- [PROBLEM DETAILS] "passengers" appears in how many lines of the entries? State only the number.

- [INFORMATION GIVEN]

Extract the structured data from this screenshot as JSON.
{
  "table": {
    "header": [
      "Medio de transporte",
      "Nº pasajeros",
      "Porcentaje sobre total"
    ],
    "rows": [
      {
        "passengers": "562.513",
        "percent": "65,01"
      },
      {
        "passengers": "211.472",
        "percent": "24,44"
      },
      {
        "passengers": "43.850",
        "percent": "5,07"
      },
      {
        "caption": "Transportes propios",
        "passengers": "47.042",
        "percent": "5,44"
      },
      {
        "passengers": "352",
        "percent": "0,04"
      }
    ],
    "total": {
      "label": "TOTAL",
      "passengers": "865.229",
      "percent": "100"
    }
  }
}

- [RESPONSE TO THE TASK] 6